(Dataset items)
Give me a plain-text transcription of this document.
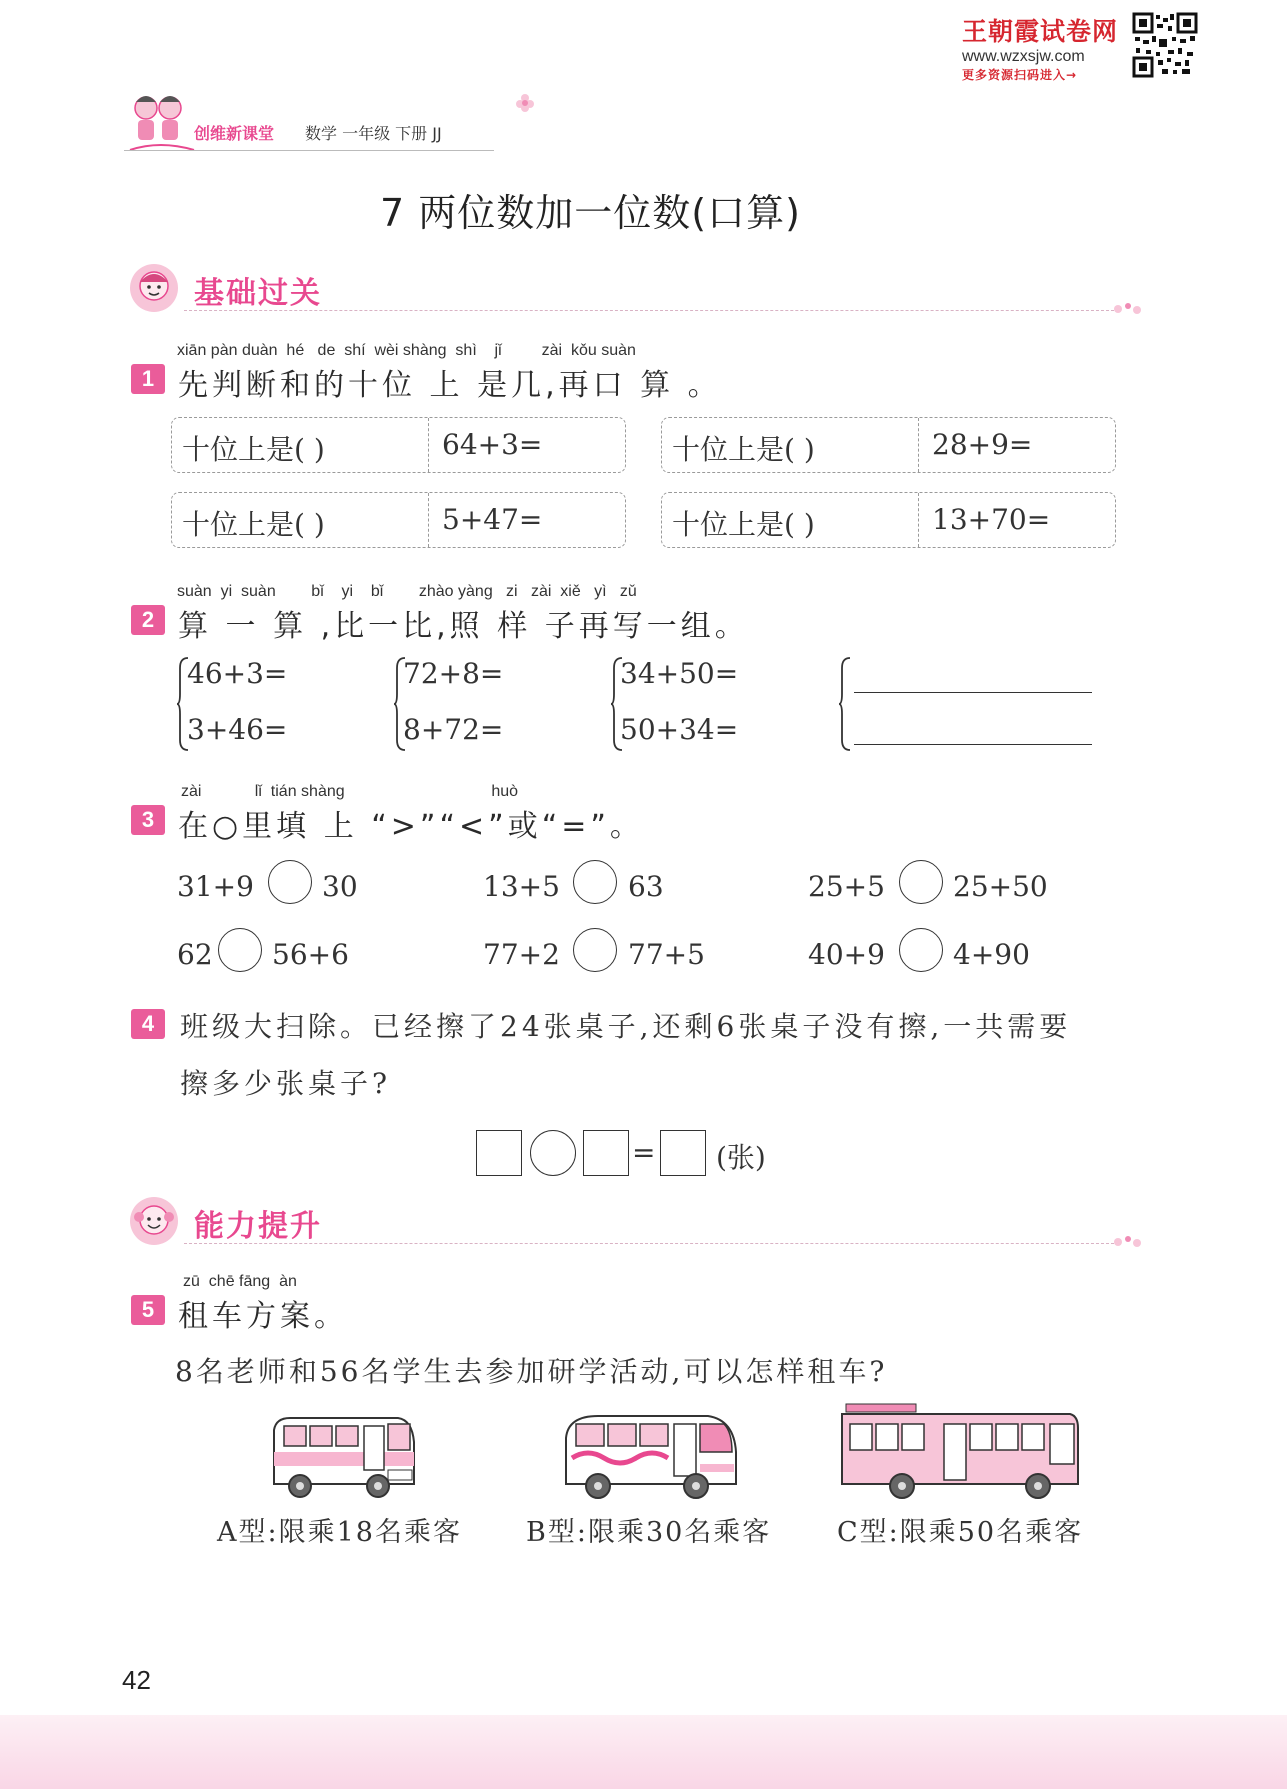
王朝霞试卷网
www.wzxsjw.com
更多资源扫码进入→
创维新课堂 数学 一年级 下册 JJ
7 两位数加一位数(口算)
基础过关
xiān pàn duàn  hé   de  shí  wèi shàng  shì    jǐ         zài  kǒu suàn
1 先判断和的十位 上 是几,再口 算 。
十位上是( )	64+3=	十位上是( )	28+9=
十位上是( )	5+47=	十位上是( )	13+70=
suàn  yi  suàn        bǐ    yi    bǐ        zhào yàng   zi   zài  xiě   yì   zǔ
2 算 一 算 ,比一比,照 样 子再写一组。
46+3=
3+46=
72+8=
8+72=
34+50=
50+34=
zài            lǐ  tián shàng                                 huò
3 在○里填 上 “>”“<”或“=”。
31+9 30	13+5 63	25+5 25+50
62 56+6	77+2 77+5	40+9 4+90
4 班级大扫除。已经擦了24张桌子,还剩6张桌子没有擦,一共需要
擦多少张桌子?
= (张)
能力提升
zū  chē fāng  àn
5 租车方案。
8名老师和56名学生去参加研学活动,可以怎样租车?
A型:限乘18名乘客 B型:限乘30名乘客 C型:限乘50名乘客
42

...

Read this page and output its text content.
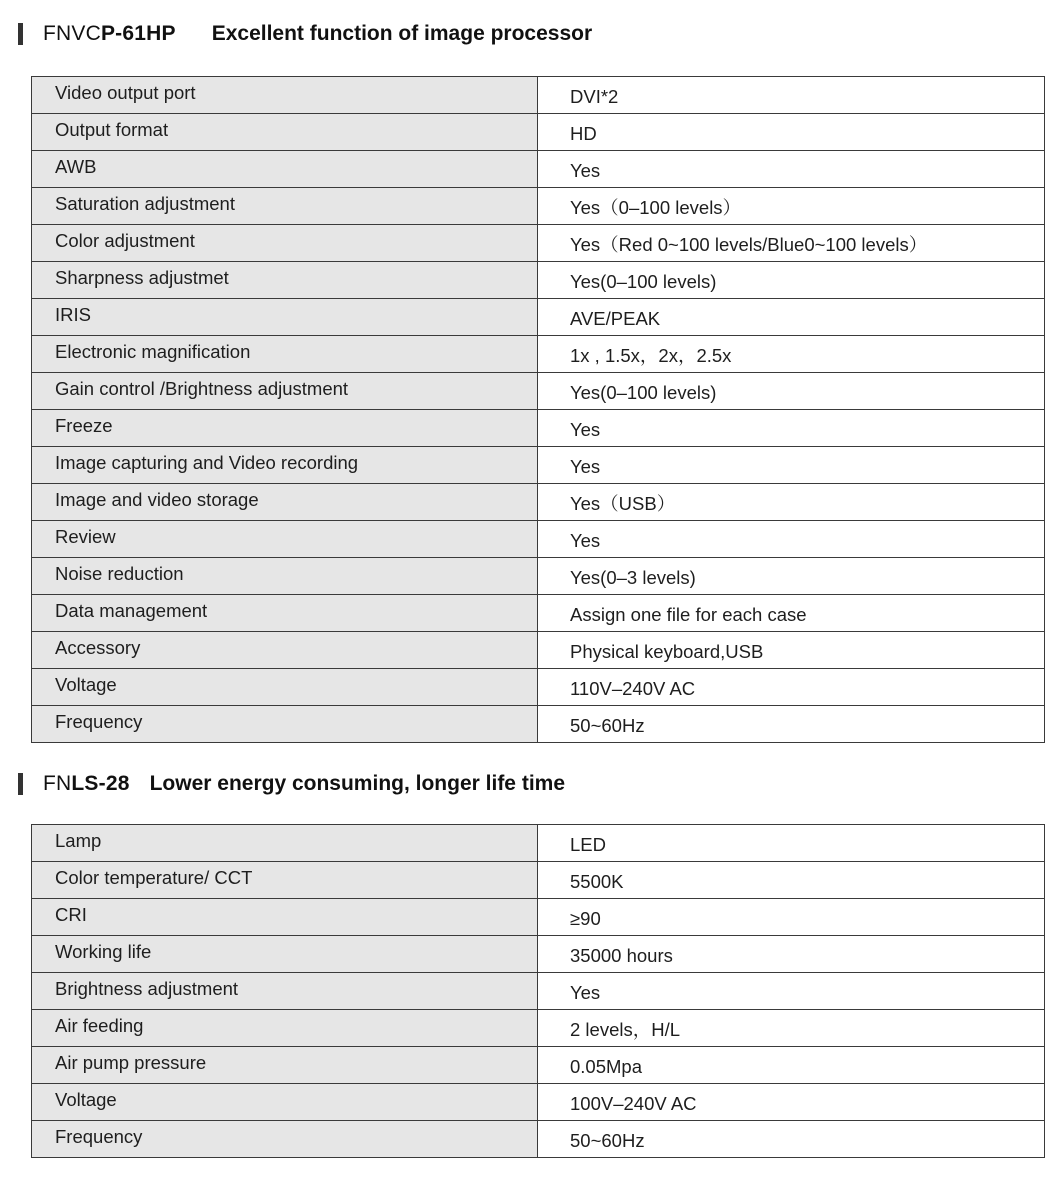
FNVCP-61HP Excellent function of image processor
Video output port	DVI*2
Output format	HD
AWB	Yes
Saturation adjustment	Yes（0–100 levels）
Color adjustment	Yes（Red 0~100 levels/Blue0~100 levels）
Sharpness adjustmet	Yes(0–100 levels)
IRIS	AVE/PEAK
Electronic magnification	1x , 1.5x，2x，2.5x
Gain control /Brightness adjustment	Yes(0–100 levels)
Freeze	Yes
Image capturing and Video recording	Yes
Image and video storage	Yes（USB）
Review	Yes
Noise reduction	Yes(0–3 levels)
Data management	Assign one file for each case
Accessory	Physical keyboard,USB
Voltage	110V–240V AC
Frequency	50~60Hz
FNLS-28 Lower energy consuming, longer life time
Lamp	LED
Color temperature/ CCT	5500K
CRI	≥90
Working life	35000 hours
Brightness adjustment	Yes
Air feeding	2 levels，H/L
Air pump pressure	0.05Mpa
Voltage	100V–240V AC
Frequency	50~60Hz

● Stated goal
Write down every line of the data above that includes the string "suàn".

● Answer to the task
xiān pàn duàn  hé   de  shí  wèi shàng  shì    jǐ         zài  kǒu suàn
suàn  yi  suàn        bǐ    yi    bǐ        zhào yàng   zi   zài  xiě   yì   zǔ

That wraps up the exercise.